━━━ Selection
Sometimes Christians would come to one of our gigs in a pub or club (they tended to be the ones in anoraks round one table drinking orange juice) and struggle to understand why we didn't "preach the Gospel". Our explanation was that the landlord or manager had booked us to entertain his customers. We felt as a matter of integrity our first job was to do that to the best of our ability. But we did not leave our faith at the door. Some of the songs contained lyrics which were fairly explicit (a couple were straight worship songs), and all were written from a Christian worldview. I've already mentioned Geoff's between-song chat and he would sometimes use this to drop in some subtle (or not-so-subtle) nuggets, couched in his unique style. One that sticks in my memory: "There are some things that only some people get to do - like carving your name on the side of a passing submarine. Other things we all get to do. Like die. This song is called. . ." (It's the way he told them.) The rest we would leave to the Holy Spirit, and there were a number of occasions where people would sound us out afterwards about something that had made them curious. Hopefully more went away wondering and trying to put their finger on what was different about this band (apart, that is, from the ugliness and appalling dress sense of its members that Geoff would frequently draw attention to.)
━━━━━━
━━━ Extracted entries
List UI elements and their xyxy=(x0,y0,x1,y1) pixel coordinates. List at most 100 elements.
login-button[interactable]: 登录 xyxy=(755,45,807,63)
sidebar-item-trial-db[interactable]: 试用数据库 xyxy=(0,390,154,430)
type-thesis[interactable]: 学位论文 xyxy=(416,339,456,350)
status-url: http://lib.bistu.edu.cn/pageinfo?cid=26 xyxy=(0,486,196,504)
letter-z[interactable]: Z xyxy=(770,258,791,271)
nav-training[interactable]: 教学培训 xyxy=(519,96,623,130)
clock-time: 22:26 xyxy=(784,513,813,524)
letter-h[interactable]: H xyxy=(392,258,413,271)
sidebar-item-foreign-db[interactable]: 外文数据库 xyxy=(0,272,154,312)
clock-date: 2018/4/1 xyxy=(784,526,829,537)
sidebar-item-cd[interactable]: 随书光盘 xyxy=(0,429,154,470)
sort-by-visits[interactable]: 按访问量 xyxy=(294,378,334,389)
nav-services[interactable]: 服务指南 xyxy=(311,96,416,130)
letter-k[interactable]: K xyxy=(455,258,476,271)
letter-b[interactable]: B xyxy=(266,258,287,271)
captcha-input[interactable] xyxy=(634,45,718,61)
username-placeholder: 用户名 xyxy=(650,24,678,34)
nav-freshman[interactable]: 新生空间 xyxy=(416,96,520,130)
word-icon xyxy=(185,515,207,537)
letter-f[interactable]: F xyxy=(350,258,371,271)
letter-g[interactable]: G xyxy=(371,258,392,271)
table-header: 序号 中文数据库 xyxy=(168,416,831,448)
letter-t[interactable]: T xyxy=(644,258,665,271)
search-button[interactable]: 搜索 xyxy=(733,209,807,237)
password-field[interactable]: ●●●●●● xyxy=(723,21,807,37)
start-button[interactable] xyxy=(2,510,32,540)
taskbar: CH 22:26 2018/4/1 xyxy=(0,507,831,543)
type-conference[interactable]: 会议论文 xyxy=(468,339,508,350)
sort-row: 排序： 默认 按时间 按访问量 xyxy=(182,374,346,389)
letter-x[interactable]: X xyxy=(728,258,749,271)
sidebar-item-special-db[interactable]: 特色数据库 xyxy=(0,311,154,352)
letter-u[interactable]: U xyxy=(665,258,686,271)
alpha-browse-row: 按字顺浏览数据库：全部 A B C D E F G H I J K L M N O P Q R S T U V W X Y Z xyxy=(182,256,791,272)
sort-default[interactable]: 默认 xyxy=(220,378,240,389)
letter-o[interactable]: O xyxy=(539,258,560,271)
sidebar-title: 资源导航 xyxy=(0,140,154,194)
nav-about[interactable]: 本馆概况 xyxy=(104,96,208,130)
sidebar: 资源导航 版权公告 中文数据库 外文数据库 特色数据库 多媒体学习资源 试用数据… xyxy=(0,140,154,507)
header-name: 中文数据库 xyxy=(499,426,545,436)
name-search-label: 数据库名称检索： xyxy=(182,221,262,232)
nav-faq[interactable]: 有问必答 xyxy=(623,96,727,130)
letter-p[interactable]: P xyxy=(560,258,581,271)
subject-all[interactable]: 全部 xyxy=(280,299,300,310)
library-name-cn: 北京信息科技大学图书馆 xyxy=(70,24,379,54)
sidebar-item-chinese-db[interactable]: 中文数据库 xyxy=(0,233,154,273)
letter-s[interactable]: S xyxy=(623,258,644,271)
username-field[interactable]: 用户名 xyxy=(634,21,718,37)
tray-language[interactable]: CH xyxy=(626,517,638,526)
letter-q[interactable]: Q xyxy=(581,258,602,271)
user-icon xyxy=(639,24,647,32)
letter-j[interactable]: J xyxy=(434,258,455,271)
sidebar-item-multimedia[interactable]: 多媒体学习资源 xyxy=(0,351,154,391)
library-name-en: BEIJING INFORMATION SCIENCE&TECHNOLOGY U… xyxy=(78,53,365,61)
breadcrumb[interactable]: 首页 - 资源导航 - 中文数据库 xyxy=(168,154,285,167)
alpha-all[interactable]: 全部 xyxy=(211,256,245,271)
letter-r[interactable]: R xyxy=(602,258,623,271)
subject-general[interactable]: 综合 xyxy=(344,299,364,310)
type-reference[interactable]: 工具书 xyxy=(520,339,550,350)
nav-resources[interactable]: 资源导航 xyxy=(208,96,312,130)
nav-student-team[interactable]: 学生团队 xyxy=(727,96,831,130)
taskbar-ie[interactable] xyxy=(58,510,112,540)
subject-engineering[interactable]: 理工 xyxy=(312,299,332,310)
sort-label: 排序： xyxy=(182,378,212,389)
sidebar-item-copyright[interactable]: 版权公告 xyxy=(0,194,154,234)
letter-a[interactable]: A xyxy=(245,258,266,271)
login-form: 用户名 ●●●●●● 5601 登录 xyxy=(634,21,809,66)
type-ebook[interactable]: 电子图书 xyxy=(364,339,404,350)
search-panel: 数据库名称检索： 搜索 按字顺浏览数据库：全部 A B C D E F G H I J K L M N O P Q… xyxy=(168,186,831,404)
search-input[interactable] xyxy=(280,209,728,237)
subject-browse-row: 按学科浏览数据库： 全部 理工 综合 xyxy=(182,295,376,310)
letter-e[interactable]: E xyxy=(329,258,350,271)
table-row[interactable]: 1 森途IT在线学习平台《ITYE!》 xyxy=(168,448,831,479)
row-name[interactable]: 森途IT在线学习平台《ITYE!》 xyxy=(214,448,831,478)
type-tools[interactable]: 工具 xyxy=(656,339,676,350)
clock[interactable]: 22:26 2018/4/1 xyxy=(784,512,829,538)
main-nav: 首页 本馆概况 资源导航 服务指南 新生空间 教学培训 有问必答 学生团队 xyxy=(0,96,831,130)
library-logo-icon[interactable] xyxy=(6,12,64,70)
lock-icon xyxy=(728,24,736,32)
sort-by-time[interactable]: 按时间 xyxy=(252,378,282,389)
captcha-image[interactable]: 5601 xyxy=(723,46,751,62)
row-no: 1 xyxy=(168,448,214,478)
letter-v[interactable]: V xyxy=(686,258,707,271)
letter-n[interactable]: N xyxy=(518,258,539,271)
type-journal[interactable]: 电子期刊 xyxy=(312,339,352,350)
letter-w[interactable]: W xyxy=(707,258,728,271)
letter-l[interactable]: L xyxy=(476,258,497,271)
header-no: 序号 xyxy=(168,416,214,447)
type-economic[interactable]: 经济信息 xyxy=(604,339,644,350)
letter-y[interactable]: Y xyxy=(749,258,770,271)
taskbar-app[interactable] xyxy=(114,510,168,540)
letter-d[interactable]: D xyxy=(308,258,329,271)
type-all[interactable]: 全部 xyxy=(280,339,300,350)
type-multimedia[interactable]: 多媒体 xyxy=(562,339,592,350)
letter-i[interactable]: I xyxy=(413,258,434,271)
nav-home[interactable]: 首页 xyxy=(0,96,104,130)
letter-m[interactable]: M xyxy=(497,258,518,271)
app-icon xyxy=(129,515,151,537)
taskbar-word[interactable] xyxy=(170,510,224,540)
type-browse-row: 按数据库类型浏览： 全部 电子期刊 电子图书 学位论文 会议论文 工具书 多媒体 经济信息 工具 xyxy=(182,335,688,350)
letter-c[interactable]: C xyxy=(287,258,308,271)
━━━━━━
• **To be done**
a – Starting with the first line of the listing and going on through the line with "letter-u[interactable]: U xyxy=(665,258,686,271)", lay those lines out as a numbered list, leaving out any blank lines.
b – Carry on the passage about the Christian band playing pub gigs from the point where it stops.
The passage and the listing have nothing to do with each other.

• **Task responses**
a –
1. List UI elements and their xyxy=(x0,y0,x1,y1) pixel coordinates. List at most 100 elements.
2. login-button[interactable]: 登录 xyxy=(755,45,807,63)
3. sidebar-item-trial-db[interactable]: 试用数据库 xyxy=(0,390,154,430)
4. type-thesis[interactable]: 学位论文 xyxy=(416,339,456,350)
5. status-url: http://lib.bistu.edu.cn/pageinfo?cid=26 xyxy=(0,486,196,504)
6. letter-z[interactable]: Z xyxy=(770,258,791,271)
7. nav-training[interactable]: 教学培训 xyxy=(519,96,623,130)
8. clock-time: 22:26 xyxy=(784,513,813,524)
9. letter-h[interactable]: H xyxy=(392,258,413,271)
10. sidebar-item-foreign-db[interactable]: 外文数据库 xyxy=(0,272,154,312)
11. clock-date: 2018/4/1 xyxy=(784,526,829,537)
12. sidebar-item-cd[interactable]: 随书光盘 xyxy=(0,429,154,470)
13. sort-by-visits[interactable]: 按访问量 xyxy=(294,378,334,389)
14. nav-services[interactable]: 服务指南 xyxy=(311,96,416,130)
15. letter-k[interactable]: K xyxy=(455,258,476,271)
16. letter-b[interactable]: B xyxy=(266,258,287,271)
17. captcha-input[interactable] xyxy=(634,45,718,61)
18. username-placeholder: 用户名 xyxy=(650,24,678,34)
19. nav-freshman[interactable]: 新生空间 xyxy=(416,96,520,130)
20. word-icon xyxy=(185,515,207,537)
21. letter-f[interactable]: F xyxy=(350,258,371,271)
22. letter-g[interactable]: G xyxy=(371,258,392,271)
23. table-header: 序号 中文数据库 xyxy=(168,416,831,448)
24. letter-t[interactable]: T xyxy=(644,258,665,271)
25. search-button[interactable]: 搜索 xyxy=(733,209,807,237)
26. password-field[interactable]: ●●●●●● xyxy=(723,21,807,37)
27. start-button[interactable] xyxy=(2,510,32,540)
28. taskbar: CH 22:26 2018/4/1 xyxy=(0,507,831,543)
29. type-conference[interactable]: 会议论文 xyxy=(468,339,508,350)
30. sort-row: 排序： 默认 按时间 按访问量 xyxy=(182,374,346,389)
31. letter-x[interactable]: X xyxy=(728,258,749,271)
32. sidebar-item-special-db[interactable]: 特色数据库 xyxy=(0,311,154,352)
33. letter-u[interactable]: U xyxy=(665,258,686,271)

b –
The theology behind this was one of the band as a parable. Just as Jesus used a form of entertainment of his day - story-telling - and give it an extra meaning, so we regarded a live music event in the same way. We are told that Jesus "only spoke to the crowds in parables", but we also read of people coming to him afterwards and asking about what he had said. They had cottoned on to there being something else going on, and to those he revealed the secret of the Kingdom of God. It's all in Mark 4. At Christian-based and owned events we would be more explicit, but at secular ones that was how we communicated. We were not evangelists: we were musicians who happened to be Christians.
This bit of theology would have been one of many Geoff and I hammered out over a pizza or drink or on a drive home as we put the world to rights or shared deeply about our own faith, doubts and struggles. "It's not that simple" became our catch-phrase. 20 years on, I still miss those discussions and I remember Geoff as a generous interlocutor who would listen and give time to the other person, and not be obviously waiting for a pause or breath to jump in with his view or story.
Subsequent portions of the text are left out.